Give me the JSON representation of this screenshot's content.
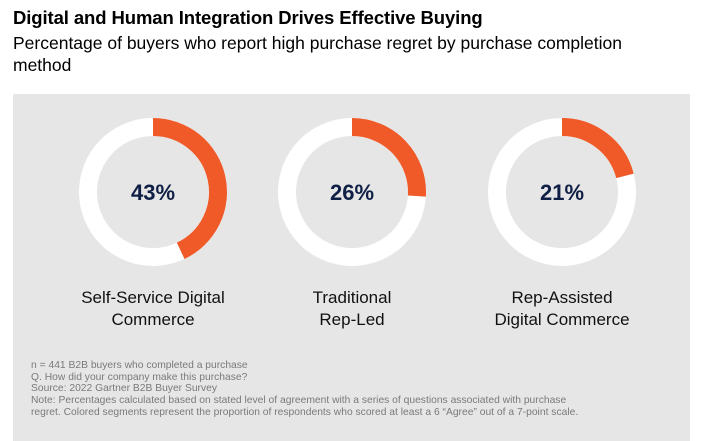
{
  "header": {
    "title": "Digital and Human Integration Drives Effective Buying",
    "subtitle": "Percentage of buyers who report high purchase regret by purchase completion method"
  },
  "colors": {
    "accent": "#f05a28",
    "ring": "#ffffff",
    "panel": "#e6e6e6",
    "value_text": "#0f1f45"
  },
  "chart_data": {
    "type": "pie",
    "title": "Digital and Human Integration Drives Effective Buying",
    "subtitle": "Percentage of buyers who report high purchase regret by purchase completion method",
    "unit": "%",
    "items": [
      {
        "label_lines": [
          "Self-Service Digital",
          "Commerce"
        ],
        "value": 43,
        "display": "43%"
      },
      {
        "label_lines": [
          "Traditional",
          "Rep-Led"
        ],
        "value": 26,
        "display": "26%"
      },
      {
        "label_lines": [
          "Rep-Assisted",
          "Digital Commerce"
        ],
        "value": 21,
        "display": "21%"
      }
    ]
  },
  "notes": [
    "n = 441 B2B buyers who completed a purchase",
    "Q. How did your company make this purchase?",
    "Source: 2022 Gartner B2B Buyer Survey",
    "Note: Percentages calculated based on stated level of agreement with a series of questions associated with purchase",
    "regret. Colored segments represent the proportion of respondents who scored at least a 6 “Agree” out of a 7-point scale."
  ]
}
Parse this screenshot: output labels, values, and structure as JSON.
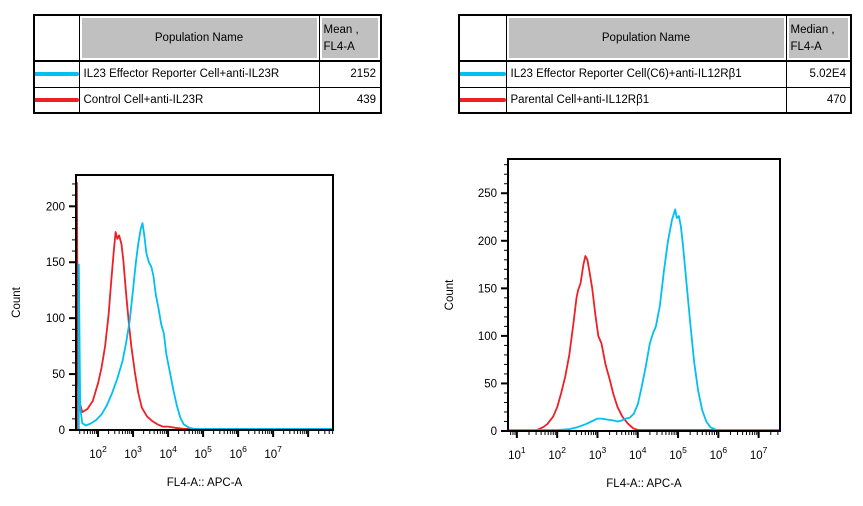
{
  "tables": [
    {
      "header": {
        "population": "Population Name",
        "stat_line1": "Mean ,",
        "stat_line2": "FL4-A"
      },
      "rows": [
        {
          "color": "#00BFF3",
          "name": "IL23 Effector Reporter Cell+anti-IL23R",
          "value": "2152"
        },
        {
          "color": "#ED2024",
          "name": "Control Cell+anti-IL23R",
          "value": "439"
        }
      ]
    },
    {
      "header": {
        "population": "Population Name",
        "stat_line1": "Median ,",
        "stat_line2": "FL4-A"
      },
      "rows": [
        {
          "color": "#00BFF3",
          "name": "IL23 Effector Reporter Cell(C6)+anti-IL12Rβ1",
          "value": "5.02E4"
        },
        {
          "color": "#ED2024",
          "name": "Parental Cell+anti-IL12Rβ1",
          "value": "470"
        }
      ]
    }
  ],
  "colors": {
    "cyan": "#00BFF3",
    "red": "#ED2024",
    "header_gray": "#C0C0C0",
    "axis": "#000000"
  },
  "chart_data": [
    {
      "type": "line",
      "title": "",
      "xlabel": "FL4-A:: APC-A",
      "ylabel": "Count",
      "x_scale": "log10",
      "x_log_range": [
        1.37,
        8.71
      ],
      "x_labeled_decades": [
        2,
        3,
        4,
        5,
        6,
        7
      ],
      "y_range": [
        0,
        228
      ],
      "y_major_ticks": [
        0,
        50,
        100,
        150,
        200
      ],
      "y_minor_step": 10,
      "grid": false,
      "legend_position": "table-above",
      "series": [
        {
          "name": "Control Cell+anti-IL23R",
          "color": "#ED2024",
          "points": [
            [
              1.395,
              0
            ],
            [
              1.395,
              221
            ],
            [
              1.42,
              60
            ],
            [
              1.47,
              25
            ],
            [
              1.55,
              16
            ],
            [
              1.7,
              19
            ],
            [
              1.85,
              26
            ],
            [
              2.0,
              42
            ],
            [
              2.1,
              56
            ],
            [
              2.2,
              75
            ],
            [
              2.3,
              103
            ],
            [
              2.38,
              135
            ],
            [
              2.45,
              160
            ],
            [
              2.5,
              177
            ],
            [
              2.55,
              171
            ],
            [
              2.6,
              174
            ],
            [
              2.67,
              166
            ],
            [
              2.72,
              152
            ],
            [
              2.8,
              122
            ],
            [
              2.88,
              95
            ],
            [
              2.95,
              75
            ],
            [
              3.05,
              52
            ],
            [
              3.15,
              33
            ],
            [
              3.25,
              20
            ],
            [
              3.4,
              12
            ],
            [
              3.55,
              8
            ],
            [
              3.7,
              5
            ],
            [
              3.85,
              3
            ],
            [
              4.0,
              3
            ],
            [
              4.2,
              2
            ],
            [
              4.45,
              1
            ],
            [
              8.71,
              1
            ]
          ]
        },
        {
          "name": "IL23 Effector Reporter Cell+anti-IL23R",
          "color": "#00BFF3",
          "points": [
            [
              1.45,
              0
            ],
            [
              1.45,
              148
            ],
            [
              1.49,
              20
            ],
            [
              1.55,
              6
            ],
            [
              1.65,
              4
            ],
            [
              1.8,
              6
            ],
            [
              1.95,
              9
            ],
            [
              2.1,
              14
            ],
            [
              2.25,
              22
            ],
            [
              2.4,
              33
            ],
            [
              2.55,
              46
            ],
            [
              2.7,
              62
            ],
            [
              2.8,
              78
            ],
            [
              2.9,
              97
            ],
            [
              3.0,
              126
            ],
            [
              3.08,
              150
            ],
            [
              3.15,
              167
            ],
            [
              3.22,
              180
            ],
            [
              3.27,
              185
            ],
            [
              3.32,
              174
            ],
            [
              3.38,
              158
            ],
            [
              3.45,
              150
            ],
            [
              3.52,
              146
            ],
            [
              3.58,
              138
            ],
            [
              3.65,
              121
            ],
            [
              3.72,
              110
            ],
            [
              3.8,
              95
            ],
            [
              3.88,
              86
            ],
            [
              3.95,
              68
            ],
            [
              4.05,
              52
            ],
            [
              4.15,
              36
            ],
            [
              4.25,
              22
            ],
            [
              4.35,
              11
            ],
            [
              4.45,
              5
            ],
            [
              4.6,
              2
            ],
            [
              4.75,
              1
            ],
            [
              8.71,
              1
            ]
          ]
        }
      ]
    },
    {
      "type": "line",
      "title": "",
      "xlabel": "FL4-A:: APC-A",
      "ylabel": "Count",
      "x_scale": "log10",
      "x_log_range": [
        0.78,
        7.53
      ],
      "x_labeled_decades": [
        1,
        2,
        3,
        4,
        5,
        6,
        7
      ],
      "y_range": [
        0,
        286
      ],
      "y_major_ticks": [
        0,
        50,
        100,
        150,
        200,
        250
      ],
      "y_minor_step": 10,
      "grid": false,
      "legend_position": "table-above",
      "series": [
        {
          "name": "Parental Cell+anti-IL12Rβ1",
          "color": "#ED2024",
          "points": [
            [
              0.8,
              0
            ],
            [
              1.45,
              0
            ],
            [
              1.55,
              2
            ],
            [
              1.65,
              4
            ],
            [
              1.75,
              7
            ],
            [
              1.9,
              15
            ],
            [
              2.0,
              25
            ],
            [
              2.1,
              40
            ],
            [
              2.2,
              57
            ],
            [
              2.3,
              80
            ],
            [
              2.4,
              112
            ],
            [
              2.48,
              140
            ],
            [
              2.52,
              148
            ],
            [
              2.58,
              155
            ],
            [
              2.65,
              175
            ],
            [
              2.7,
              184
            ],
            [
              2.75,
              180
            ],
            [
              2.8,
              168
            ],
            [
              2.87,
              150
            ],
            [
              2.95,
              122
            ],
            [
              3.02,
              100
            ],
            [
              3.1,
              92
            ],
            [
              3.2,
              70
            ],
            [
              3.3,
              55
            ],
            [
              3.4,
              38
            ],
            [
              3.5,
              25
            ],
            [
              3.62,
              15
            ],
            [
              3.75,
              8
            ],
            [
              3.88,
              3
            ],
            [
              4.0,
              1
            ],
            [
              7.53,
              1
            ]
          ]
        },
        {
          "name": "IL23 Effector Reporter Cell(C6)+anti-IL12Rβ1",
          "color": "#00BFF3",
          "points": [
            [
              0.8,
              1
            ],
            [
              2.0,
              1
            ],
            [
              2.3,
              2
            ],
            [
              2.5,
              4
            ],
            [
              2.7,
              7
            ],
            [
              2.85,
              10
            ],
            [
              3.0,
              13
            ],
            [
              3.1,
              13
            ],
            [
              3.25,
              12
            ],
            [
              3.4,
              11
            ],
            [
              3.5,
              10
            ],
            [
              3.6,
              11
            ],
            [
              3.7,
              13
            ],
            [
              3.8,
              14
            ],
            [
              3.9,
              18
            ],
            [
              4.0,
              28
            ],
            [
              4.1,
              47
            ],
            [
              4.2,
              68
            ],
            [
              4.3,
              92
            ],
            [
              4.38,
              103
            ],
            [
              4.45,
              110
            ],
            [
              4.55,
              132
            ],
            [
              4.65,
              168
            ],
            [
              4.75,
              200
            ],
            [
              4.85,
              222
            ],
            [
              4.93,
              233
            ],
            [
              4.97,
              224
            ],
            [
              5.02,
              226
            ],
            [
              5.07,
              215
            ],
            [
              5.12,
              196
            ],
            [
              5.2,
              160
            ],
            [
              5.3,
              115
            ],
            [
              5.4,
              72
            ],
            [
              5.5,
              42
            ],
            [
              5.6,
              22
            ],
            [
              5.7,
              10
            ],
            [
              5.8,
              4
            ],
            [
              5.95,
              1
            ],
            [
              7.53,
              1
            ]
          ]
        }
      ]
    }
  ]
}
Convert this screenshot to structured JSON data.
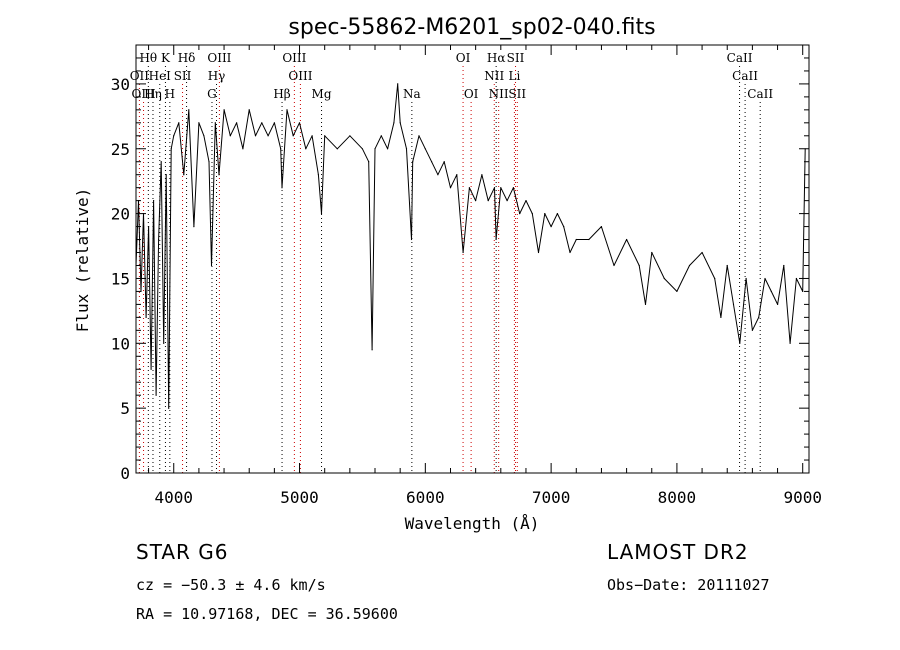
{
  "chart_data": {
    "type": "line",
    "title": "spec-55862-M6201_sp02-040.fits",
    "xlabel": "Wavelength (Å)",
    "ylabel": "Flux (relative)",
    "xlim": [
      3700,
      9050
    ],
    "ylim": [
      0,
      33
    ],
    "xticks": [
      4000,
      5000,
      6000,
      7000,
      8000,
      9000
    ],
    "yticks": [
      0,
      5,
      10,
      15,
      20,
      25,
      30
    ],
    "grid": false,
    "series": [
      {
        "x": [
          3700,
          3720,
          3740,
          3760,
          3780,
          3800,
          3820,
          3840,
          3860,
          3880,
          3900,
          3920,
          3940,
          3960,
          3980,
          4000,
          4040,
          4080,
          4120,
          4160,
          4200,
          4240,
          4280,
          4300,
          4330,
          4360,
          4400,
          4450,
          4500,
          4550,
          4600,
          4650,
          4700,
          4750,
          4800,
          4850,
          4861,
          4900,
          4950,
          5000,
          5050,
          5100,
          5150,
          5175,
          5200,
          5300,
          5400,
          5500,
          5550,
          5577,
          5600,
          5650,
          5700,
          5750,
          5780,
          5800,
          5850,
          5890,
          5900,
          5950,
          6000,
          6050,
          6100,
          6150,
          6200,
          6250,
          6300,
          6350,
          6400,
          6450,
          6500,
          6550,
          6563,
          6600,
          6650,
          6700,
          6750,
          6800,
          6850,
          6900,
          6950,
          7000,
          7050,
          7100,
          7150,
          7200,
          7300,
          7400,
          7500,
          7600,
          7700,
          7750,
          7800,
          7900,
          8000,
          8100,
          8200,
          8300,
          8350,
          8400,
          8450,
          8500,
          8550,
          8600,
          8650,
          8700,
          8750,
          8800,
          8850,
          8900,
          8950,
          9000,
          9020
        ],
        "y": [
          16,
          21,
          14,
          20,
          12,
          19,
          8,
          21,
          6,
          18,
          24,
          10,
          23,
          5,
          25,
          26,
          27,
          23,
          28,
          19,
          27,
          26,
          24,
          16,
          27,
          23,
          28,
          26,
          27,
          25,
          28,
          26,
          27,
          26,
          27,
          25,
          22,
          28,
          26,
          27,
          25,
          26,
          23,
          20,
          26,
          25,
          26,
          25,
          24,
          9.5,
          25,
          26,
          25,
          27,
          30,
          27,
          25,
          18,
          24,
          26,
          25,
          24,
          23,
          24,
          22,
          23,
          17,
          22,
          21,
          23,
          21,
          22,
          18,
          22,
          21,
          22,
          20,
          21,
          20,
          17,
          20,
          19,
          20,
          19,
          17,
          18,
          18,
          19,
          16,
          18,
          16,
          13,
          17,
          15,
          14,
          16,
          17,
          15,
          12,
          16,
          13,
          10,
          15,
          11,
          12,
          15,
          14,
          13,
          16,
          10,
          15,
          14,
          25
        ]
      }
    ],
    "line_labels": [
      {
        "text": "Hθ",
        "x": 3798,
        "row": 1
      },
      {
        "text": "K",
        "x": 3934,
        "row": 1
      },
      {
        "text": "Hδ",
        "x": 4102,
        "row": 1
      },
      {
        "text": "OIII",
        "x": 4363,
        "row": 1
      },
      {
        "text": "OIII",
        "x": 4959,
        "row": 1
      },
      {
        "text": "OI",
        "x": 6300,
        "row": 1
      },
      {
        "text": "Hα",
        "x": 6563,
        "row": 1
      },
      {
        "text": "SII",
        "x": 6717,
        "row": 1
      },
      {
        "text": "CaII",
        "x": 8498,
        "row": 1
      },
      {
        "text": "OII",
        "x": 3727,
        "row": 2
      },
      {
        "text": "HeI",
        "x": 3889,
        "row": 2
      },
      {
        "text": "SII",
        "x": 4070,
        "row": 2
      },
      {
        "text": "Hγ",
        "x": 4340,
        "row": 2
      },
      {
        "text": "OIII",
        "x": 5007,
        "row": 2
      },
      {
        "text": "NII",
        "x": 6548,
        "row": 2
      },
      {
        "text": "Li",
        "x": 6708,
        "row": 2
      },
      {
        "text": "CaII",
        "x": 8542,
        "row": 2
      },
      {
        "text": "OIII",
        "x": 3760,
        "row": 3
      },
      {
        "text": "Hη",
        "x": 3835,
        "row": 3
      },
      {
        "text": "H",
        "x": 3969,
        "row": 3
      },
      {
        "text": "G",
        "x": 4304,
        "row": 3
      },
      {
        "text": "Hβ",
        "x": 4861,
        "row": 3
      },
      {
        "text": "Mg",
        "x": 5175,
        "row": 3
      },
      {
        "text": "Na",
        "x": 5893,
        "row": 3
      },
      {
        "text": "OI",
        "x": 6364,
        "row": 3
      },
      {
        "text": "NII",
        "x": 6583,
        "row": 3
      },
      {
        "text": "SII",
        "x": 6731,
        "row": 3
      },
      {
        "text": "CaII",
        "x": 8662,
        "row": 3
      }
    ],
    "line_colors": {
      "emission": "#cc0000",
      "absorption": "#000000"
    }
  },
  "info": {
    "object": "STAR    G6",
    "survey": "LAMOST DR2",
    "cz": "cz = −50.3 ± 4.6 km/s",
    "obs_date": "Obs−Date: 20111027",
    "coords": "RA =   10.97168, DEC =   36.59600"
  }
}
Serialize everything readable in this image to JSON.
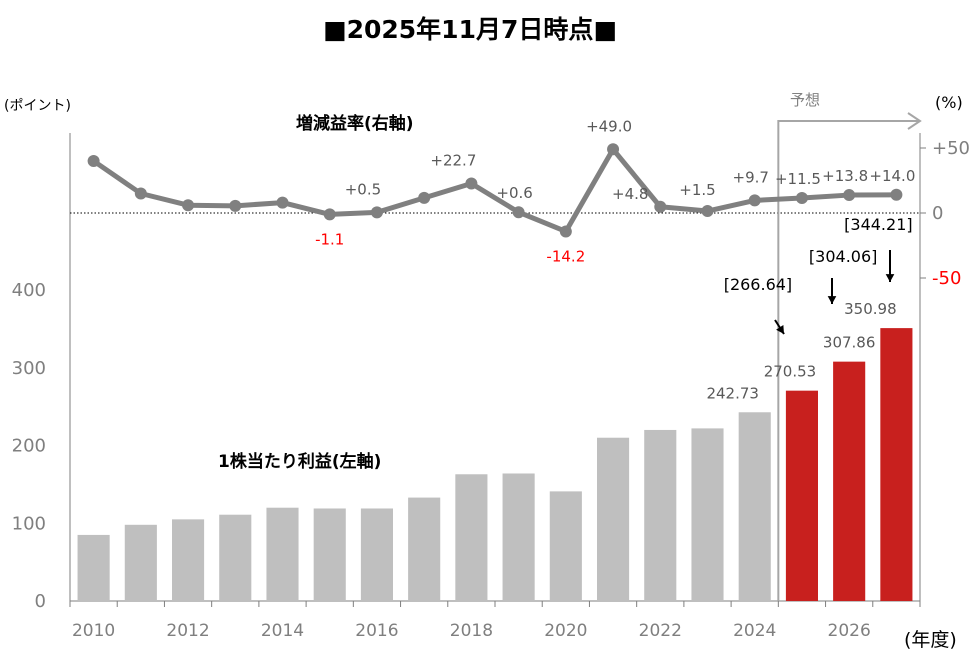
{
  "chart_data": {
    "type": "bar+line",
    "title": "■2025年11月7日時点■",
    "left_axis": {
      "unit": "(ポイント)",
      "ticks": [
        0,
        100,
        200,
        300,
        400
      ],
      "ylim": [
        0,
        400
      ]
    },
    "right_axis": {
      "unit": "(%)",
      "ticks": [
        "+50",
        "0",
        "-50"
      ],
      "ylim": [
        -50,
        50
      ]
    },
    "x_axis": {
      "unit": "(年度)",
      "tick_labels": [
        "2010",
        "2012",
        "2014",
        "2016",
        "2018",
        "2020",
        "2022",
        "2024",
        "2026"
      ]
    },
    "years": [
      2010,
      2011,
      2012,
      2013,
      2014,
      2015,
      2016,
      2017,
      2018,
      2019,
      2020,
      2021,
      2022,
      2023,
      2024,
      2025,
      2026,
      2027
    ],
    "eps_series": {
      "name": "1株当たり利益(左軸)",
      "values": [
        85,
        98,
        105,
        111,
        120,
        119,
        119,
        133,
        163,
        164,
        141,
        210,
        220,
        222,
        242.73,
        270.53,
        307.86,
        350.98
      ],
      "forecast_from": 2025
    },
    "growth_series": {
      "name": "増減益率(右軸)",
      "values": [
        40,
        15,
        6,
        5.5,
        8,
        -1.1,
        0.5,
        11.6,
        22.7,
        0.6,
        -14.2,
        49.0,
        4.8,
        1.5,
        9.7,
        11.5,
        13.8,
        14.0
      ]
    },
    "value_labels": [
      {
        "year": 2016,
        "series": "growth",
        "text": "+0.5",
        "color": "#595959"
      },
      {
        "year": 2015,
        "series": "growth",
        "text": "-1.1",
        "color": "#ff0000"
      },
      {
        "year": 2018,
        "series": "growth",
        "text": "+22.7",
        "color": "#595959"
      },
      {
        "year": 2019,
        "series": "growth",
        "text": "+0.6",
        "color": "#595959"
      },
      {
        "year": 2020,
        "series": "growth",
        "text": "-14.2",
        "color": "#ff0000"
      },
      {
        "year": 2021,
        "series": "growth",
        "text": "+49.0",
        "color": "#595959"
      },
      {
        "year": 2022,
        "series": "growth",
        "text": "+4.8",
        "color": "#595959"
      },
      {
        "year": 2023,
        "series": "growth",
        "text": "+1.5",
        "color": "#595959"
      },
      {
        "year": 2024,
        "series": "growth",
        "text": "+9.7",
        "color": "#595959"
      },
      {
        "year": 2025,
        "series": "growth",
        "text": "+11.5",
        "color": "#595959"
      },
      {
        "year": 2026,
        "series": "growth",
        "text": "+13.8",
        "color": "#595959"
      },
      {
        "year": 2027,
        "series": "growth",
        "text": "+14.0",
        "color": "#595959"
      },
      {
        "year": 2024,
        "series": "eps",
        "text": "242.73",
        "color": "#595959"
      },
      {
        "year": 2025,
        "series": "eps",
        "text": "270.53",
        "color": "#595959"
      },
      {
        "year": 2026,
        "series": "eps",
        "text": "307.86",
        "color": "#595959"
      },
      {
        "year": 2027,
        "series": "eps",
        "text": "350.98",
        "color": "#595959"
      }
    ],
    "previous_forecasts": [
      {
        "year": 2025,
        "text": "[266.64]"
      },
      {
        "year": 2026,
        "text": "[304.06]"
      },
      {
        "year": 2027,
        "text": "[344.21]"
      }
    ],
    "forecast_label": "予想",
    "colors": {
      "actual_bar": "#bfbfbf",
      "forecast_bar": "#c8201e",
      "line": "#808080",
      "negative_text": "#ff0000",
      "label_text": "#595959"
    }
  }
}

○ ○ ○ ○

# Do this
Identify and copy all lines with the word "JSON".

# Solution for this problem
Give me the JSON representation of this screenshot's content.
Parse this screenshot: output labels, values, and structure as JSON.
Convert this screenshot to structured JSON data.
Serialize everything readable in this image to JSON.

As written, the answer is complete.